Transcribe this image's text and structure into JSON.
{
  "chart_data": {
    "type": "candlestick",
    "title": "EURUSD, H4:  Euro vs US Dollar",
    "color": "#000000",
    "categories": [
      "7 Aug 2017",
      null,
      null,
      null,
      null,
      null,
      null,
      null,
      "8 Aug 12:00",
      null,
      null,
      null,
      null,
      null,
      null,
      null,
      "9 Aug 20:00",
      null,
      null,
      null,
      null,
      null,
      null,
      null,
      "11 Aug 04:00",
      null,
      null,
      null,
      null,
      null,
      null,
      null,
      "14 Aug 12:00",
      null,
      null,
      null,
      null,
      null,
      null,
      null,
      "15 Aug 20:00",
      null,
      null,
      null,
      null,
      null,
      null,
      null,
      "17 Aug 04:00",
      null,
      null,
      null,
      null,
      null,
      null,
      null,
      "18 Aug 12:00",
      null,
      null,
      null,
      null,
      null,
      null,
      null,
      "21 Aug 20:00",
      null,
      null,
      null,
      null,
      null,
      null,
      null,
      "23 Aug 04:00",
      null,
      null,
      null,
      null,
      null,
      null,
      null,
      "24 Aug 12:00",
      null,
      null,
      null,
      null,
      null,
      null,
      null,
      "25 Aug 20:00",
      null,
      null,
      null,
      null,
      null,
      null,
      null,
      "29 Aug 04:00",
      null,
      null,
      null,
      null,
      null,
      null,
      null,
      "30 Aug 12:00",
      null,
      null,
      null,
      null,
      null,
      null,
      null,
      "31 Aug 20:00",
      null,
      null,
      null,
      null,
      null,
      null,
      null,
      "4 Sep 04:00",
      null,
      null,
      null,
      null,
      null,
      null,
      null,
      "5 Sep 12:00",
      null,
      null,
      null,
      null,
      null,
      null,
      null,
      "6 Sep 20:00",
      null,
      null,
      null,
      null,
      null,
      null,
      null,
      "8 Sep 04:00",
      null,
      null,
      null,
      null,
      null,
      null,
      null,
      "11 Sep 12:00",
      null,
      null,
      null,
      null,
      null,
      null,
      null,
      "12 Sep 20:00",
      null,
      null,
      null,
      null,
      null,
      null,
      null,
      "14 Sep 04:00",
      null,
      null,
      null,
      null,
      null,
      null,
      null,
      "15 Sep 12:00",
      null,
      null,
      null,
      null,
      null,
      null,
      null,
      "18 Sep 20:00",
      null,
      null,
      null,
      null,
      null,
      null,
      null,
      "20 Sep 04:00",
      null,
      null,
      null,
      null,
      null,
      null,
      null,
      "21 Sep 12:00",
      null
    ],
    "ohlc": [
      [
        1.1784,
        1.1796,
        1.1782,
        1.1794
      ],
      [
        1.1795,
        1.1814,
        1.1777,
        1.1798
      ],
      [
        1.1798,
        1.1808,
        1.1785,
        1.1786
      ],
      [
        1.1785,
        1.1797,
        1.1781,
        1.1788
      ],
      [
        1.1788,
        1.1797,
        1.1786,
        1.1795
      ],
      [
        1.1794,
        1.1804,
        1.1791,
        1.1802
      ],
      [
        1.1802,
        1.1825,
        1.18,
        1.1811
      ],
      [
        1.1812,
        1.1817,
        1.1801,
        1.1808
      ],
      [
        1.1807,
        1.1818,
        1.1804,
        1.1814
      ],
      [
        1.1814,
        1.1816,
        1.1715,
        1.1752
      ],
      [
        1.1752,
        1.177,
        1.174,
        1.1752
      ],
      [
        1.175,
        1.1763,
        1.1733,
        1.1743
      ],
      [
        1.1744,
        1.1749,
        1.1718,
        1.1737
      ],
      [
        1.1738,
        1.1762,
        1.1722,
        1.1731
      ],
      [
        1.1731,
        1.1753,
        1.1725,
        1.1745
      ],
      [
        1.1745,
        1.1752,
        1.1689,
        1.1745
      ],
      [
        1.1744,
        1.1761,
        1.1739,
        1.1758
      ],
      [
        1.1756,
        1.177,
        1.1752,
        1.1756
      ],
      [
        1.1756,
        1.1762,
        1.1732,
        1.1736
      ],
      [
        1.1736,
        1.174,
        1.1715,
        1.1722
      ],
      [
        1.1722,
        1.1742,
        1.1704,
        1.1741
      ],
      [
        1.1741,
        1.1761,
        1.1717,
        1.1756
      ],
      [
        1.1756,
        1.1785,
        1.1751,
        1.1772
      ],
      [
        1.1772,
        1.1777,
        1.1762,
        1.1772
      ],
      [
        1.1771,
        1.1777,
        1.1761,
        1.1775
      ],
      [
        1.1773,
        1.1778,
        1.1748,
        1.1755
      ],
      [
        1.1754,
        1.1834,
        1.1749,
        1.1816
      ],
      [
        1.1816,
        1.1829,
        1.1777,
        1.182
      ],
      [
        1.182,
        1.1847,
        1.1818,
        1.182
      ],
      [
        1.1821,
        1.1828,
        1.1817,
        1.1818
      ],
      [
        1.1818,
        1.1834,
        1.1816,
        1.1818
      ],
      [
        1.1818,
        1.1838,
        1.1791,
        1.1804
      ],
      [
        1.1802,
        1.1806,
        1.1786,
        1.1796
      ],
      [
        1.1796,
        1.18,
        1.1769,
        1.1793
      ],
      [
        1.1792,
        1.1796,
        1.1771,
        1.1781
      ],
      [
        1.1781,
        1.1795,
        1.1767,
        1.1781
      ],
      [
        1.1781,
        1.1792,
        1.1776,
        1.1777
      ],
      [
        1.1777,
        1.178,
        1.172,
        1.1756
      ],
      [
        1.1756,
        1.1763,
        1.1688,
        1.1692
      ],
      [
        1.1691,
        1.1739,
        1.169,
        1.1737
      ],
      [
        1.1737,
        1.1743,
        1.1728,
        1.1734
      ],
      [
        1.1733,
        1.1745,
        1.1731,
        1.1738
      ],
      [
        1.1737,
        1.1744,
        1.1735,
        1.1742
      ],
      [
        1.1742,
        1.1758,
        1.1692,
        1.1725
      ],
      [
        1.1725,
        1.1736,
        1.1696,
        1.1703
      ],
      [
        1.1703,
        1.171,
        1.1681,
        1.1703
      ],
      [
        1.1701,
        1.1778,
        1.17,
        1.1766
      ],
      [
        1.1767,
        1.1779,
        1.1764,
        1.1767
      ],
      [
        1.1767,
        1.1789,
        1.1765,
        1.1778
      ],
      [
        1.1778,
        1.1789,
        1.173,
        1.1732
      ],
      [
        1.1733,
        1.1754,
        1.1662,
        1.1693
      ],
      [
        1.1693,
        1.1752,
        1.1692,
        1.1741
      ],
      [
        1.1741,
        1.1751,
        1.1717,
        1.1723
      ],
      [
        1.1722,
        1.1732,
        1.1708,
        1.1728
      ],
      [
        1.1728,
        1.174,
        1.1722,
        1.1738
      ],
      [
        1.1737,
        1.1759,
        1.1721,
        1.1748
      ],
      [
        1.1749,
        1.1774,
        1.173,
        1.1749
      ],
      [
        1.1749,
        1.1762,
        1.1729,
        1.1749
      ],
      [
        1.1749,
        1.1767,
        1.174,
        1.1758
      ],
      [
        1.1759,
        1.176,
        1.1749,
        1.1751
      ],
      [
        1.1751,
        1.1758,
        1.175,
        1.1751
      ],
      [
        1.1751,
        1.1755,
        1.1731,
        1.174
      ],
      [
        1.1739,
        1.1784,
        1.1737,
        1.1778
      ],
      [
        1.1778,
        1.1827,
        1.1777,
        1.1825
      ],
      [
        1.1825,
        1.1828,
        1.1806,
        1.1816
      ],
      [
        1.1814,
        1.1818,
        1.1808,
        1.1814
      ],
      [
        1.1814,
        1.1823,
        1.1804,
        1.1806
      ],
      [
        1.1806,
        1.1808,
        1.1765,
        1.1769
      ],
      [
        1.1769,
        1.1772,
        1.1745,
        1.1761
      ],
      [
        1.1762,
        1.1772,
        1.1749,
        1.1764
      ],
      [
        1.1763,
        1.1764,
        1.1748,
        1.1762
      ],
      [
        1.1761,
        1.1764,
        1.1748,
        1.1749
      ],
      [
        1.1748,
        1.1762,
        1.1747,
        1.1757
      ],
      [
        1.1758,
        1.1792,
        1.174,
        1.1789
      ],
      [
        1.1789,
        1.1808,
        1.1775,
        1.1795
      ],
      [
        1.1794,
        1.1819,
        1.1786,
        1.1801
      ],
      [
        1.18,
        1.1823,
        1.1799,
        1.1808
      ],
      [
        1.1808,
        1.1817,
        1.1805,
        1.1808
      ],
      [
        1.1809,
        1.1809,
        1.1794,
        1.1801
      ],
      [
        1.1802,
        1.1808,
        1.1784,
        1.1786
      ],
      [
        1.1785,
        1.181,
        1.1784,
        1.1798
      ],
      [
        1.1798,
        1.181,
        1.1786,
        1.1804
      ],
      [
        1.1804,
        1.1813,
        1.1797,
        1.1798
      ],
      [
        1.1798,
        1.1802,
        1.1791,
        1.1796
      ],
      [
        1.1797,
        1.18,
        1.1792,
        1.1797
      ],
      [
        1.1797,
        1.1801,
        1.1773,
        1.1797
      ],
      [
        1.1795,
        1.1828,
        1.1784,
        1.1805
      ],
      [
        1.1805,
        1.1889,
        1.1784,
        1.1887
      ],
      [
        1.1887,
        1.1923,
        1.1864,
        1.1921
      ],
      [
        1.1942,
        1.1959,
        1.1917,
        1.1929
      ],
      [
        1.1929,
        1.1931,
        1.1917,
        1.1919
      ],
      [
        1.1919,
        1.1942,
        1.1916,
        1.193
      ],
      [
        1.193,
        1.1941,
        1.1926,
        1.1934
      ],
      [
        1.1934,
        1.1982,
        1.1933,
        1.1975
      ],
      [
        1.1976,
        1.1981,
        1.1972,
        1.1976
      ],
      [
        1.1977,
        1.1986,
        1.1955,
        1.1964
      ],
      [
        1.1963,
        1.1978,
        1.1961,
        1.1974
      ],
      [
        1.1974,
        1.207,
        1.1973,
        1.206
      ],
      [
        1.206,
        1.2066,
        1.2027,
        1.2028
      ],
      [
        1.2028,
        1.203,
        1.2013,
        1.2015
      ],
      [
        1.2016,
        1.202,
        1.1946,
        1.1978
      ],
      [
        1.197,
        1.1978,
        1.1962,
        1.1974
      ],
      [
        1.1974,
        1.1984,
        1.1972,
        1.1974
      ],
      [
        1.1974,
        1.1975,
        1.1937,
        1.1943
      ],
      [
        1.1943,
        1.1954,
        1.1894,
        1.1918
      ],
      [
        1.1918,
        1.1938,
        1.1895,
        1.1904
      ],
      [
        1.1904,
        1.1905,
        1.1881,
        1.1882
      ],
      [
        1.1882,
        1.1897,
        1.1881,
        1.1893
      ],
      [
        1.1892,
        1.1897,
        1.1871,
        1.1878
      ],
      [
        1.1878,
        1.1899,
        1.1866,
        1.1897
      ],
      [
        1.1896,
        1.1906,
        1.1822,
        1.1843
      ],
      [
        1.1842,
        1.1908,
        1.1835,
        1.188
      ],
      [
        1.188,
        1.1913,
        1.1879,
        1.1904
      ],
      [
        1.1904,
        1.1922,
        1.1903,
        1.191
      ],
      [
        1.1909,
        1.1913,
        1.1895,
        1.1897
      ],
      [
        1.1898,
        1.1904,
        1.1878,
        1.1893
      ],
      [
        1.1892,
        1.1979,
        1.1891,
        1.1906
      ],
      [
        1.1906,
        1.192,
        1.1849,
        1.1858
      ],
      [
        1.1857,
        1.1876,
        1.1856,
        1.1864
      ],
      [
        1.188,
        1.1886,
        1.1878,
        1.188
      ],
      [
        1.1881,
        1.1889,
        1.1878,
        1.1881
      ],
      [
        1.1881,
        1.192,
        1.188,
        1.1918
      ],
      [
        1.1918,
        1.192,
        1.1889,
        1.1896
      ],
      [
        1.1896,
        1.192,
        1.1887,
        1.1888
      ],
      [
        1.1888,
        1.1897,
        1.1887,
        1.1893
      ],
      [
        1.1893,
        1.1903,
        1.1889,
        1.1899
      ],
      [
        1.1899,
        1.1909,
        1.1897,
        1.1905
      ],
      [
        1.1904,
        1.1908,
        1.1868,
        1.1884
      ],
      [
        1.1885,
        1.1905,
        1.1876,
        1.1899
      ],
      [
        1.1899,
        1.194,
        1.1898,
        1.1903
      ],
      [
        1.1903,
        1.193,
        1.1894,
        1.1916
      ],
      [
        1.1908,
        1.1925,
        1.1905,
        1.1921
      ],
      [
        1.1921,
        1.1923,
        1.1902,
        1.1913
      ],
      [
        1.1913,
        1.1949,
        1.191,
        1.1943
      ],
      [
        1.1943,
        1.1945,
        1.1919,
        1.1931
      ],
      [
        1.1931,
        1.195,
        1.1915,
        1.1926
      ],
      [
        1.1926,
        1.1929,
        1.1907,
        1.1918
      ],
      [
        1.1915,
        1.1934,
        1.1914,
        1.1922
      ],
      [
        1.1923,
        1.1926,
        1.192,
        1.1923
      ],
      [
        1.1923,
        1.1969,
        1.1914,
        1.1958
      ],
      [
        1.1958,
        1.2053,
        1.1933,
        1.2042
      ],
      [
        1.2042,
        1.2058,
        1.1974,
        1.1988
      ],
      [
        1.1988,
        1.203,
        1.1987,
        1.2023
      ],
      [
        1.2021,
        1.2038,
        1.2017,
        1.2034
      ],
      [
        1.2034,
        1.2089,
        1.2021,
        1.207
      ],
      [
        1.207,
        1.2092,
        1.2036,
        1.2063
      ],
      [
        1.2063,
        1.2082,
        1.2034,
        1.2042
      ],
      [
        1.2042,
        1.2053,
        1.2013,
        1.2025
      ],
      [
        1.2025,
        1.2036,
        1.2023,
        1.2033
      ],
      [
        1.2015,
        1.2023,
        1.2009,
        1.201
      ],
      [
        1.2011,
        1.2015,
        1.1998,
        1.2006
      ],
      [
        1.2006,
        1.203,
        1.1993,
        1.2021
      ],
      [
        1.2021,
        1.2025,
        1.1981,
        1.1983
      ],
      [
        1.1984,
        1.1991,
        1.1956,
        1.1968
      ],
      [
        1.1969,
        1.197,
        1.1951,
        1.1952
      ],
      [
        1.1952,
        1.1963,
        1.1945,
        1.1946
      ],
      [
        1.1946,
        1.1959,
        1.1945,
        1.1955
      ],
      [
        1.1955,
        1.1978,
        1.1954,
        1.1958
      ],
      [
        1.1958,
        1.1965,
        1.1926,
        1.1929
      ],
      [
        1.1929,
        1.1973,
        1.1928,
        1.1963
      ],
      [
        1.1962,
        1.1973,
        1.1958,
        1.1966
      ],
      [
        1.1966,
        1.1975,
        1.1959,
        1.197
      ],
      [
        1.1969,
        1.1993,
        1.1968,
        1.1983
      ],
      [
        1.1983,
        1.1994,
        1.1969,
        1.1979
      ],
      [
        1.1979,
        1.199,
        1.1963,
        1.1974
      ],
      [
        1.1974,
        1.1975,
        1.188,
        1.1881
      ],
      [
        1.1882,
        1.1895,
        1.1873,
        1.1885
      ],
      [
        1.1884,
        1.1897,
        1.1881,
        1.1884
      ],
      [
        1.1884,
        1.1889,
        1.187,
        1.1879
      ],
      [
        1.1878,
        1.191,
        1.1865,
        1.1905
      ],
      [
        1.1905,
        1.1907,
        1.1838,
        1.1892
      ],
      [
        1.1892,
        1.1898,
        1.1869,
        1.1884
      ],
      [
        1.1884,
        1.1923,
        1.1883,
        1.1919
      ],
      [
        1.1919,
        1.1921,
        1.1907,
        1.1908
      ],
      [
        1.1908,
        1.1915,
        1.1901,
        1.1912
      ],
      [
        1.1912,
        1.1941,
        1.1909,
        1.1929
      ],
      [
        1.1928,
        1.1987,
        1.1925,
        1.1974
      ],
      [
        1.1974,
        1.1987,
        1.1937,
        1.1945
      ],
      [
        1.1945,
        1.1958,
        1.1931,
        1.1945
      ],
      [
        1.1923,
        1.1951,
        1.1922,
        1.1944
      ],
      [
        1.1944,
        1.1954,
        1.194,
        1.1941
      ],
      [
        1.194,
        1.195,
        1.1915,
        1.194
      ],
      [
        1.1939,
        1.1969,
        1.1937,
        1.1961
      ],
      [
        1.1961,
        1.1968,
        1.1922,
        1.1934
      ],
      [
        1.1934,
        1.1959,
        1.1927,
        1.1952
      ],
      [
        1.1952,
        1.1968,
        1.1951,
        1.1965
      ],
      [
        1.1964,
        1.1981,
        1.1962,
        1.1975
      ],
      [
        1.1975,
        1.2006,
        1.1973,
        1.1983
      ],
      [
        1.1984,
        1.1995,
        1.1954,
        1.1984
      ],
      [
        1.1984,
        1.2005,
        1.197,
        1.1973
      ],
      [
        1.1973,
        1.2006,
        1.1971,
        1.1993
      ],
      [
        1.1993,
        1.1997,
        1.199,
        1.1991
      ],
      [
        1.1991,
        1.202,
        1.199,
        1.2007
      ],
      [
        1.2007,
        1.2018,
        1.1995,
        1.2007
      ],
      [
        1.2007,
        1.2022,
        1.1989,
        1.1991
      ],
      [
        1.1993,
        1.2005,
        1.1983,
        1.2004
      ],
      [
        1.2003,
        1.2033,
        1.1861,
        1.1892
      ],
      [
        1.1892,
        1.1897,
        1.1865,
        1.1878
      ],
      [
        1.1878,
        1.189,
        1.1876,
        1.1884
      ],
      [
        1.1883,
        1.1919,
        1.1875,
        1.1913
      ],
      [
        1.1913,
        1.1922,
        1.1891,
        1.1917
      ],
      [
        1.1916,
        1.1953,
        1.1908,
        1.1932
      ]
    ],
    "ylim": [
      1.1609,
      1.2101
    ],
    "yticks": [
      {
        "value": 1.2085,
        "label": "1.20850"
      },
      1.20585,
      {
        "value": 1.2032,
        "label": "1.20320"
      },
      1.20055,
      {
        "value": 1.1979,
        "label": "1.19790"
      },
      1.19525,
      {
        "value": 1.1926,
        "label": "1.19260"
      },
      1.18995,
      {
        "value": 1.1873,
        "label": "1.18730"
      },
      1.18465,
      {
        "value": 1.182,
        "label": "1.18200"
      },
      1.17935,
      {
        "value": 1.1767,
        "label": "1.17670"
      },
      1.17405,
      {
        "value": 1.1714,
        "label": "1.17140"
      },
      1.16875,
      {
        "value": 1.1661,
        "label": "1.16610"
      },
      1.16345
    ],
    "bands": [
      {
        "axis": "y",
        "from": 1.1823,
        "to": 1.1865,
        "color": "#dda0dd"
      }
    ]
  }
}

Exercise prompt: Search the data above for the word "label", then gather each line in which it appears.

Worked answer:
        "label": "1.20850"
        "label": "1.20320"
        "label": "1.19790"
        "label": "1.19260"
        "label": "1.18730"
        "label": "1.18200"
        "label": "1.17670"
        "label": "1.17140"
        "label": "1.16610"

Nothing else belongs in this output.